• PROVIDED INFORMATION:

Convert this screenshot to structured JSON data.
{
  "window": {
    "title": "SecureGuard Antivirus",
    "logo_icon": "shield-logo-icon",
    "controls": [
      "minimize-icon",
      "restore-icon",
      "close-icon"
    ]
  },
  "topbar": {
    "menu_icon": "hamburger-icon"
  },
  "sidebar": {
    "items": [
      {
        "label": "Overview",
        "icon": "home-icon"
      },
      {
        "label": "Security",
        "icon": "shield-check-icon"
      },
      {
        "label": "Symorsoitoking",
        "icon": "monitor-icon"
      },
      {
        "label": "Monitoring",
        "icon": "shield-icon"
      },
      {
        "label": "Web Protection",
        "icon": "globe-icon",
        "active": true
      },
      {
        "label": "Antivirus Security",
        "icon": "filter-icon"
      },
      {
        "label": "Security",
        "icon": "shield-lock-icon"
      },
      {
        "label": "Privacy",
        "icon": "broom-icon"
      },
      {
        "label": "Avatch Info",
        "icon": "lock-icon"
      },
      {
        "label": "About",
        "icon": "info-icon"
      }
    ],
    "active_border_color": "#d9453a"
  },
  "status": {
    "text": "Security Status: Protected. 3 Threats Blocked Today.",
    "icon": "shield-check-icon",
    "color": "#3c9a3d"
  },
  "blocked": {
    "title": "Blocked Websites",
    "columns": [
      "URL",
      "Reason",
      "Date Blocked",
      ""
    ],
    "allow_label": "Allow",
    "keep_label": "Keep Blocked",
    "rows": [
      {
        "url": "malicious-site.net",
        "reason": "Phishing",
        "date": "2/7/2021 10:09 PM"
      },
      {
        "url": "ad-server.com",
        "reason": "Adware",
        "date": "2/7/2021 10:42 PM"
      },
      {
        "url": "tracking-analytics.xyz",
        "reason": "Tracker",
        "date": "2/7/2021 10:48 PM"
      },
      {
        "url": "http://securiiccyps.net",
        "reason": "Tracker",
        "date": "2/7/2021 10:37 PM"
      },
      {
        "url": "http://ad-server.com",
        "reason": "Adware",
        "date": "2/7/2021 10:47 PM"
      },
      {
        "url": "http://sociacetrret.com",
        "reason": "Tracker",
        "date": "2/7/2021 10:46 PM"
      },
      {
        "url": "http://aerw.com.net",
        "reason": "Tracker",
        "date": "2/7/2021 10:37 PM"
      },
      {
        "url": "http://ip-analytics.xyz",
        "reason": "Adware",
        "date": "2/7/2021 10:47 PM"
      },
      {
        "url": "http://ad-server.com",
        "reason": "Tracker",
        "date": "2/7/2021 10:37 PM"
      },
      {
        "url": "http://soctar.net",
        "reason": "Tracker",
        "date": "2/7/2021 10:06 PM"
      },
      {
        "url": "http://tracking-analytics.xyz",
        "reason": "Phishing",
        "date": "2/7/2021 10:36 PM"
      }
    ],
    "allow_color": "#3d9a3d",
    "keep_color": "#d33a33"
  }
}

• PROBLEM REQUIREMENTS:
Counting only lines that contain the word "analytics", give the number found in the data, and nothing else.

• ANSWER TO THE EXERCISE:
3